Could you give every line of the data below as a JSON list of strings, one string per line, leaving out any blank lines?

Records for this task

┌──

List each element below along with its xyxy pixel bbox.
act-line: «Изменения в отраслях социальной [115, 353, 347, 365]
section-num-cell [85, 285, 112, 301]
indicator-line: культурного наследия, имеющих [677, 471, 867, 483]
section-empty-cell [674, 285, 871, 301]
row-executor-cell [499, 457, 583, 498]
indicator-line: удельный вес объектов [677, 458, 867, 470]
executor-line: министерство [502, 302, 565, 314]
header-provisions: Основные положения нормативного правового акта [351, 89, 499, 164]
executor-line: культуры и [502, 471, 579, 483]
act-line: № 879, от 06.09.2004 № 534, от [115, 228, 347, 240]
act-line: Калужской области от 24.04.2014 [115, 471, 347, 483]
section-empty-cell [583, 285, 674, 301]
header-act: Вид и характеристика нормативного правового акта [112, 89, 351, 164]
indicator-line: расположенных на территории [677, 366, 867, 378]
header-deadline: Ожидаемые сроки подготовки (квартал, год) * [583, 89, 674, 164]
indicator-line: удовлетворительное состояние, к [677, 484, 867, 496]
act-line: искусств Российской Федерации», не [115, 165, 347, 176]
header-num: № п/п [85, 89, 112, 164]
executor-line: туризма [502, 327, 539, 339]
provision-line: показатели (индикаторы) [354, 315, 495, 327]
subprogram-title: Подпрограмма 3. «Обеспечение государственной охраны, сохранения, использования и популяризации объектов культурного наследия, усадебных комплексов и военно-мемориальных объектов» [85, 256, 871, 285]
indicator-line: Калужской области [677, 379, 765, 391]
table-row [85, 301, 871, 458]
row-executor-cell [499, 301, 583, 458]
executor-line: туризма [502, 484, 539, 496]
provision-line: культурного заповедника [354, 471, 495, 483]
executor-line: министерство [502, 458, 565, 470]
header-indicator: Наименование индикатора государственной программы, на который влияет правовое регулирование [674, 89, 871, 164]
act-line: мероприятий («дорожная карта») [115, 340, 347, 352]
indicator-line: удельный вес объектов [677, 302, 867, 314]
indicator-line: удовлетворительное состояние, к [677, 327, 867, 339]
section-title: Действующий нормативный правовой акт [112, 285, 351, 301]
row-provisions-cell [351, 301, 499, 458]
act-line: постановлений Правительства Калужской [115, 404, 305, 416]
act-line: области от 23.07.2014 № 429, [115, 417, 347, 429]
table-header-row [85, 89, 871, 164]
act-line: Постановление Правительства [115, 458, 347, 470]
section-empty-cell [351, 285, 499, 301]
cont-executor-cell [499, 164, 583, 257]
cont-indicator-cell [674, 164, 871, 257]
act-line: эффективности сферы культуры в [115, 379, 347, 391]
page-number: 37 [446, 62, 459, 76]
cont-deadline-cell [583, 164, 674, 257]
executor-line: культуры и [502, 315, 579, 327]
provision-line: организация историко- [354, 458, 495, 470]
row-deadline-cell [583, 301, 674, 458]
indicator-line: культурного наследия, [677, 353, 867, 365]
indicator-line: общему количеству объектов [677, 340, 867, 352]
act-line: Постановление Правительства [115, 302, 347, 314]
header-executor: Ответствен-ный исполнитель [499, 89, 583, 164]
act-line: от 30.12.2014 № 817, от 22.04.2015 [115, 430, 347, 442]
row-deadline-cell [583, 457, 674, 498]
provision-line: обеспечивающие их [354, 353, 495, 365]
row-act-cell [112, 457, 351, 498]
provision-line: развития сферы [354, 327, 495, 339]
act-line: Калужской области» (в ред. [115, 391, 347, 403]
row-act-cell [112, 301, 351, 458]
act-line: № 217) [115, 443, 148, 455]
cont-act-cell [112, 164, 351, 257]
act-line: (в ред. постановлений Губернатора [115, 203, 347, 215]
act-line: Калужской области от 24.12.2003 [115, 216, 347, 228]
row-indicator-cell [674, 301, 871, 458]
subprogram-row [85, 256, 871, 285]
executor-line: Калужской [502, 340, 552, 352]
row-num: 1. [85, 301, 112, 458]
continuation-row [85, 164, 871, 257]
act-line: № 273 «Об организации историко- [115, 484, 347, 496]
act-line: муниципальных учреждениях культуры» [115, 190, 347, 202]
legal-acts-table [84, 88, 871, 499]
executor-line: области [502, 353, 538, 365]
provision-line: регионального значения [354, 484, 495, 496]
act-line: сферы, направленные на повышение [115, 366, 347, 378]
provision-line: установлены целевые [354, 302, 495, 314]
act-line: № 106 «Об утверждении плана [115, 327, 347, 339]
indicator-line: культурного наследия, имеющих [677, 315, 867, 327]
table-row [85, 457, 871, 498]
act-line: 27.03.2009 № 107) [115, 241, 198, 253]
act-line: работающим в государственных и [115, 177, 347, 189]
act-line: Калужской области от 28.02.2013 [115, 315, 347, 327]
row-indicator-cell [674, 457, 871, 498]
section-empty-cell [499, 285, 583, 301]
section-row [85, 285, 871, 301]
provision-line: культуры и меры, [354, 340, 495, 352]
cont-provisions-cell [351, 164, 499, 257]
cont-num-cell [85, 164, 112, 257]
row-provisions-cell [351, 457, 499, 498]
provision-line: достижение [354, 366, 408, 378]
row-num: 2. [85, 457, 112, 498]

└──

Correct response
[
  "List each element below along with its xyxy pixel bbox.",
  "act-line: «Изменения в отраслях социальной [115, 353, 347, 365]",
  "section-num-cell [85, 285, 112, 301]",
  "indicator-line: культурного наследия, имеющих [677, 471, 867, 483]",
  "section-empty-cell [674, 285, 871, 301]",
  "row-executor-cell [499, 457, 583, 498]",
  "indicator-line: удельный вес объектов [677, 458, 867, 470]",
  "executor-line: министерство [502, 302, 565, 314]",
  "header-provisions: Основные положения нормативного правового акта [351, 89, 499, 164]",
  "executor-line: культуры и [502, 471, 579, 483]",
  "act-line: № 879, от 06.09.2004 № 534, от [115, 228, 347, 240]",
  "act-line: Калужской области от 24.04.2014 [115, 471, 347, 483]",
  "section-empty-cell [583, 285, 674, 301]",
  "header-act: Вид и характеристика нормативного правового акта [112, 89, 351, 164]",
  "indicator-line: расположенных на территории [677, 366, 867, 378]",
  "header-deadline: Ожидаемые сроки подготовки (квартал, год) * [583, 89, 674, 164]",
  "indicator-line: удовлетворительное состояние, к [677, 484, 867, 496]",
  "act-line: искусств Российской Федерации», не [115, 165, 347, 176]",
  "header-num: № п/п [85, 89, 112, 164]",
  "executor-line: туризма [502, 327, 539, 339]",
  "provision-line: показатели (индикаторы) [354, 315, 495, 327]",
  "subprogram-title: Подпрограмма 3. «Обеспечение государственной охраны, сохранения, использования и популяризации объектов культурного наследия, усадебных комплексов и военно-мемориальных объектов» [85, 256, 871, 285]",
  "indicator-line: Калужской области [677, 379, 765, 391]",
  "table-row [85, 301, 871, 458]",
  "row-executor-cell [499, 301, 583, 458]",
  "executor-line: туризма [502, 484, 539, 496]",
  "provision-line: культурного заповедника [354, 471, 495, 483]",
  "executor-line: министерство [502, 458, 565, 470]",
  "header-indicator: Наименование индикатора государственной программы, на который влияет правовое регулирование [674, 89, 871, 164]",
  "act-line: мероприятий («дорожная карта») [115, 340, 347, 352]",
  "indicator-line: удельный вес объектов [677, 302, 867, 314]",
  "indicator-line: удовлетворительное состояние, к [677, 327, 867, 339]",
  "section-title: Действующий нормативный правовой акт [112, 285, 351, 301]",
  "row-provisions-cell [351, 301, 499, 458]",
  "act-line: постановлений Правительства Калужской [115, 404, 305, 416]",
  "act-line: области от 23.07.2014 № 429, [115, 417, 347, 429]",
  "table-header-row [85, 89, 871, 164]",
  "act-line: Постановление Правительства [115, 458, 347, 470]",
  "section-empty-cell [351, 285, 499, 301]",
  "cont-executor-cell [499, 164, 583, 257]",
  "cont-indicator-cell [674, 164, 871, 257]",
  "act-line: эффективности сферы культуры в [115, 379, 347, 391]",
  "page-number: 37 [446, 62, 459, 76]",
  "cont-deadline-cell [583, 164, 674, 257]",
  "executor-line: культуры и [502, 315, 579, 327]",
  "provision-line: организация историко- [354, 458, 495, 470]",
  "row-deadline-cell [583, 301, 674, 458]",
  "indicator-line: культурного наследия, [677, 353, 867, 365]",
  "indicator-line: общему количеству объектов [677, 340, 867, 352]",
  "act-line: Постановление Правительства [115, 302, 347, 314]",
  "header-executor: Ответствен-ный исполнитель [499, 89, 583, 164]",
  "act-line: от 30.12.2014 № 817, от 22.04.2015 [115, 430, 347, 442]",
  "row-deadline-cell [583, 457, 674, 498]",
  "provision-line: обеспечивающие их [354, 353, 495, 365]",
  "row-act-cell [112, 457, 351, 498]",
  "provision-line: развития сферы [354, 327, 495, 339]",
  "act-line: Калужской области» (в ред. [115, 391, 347, 403]",
  "row-act-cell [112, 301, 351, 458]",
  "act-line: № 217) [115, 443, 148, 455]",
  "cont-act-cell [112, 164, 351, 257]",
  "act-line: (в ред. постановлений Губернатора [115, 203, 347, 215]",
  "act-line: Калужской области от 24.12.2003 [115, 216, 347, 228]",
  "row-indicator-cell [674, 301, 871, 458]",
  "subprogram-row [85, 256, 871, 285]",
  "executor-line: Калужской [502, 340, 552, 352]",
  "row-num: 1. [85, 301, 112, 458]",
  "continuation-row [85, 164, 871, 257]",
  "act-line: № 273 «Об организации историко- [115, 484, 347, 496]",
  "act-line: муниципальных учреждениях культуры» [115, 190, 347, 202]",
  "legal-acts-table [84, 88, 871, 499]",
  "executor-line: области [502, 353, 538, 365]",
  "provision-line: регионального значения [354, 484, 495, 496]",
  "act-line: сферы, направленные на повышение [115, 366, 347, 378]",
  "provision-line: установлены целевые [354, 302, 495, 314]",
  "act-line: № 106 «Об утверждении плана [115, 327, 347, 339]",
  "indicator-line: культурного наследия, имеющих [677, 315, 867, 327]",
  "table-row [85, 457, 871, 498]",
  "act-line: 27.03.2009 № 107) [115, 241, 198, 253]",
  "act-line: работающим в государственных и [115, 177, 347, 189]",
  "act-line: Калужской области от 28.02.2013 [115, 315, 347, 327]",
  "row-indicator-cell [674, 457, 871, 498]",
  "section-empty-cell [499, 285, 583, 301]",
  "section-row [85, 285, 871, 301]",
  "provision-line: культуры и меры, [354, 340, 495, 352]",
  "cont-provisions-cell [351, 164, 499, 257]",
  "cont-num-cell [85, 164, 112, 257]",
  "row-provisions-cell [351, 457, 499, 498]",
  "provision-line: достижение [354, 366, 408, 378]",
  "row-num: 2. [85, 457, 112, 498]"
]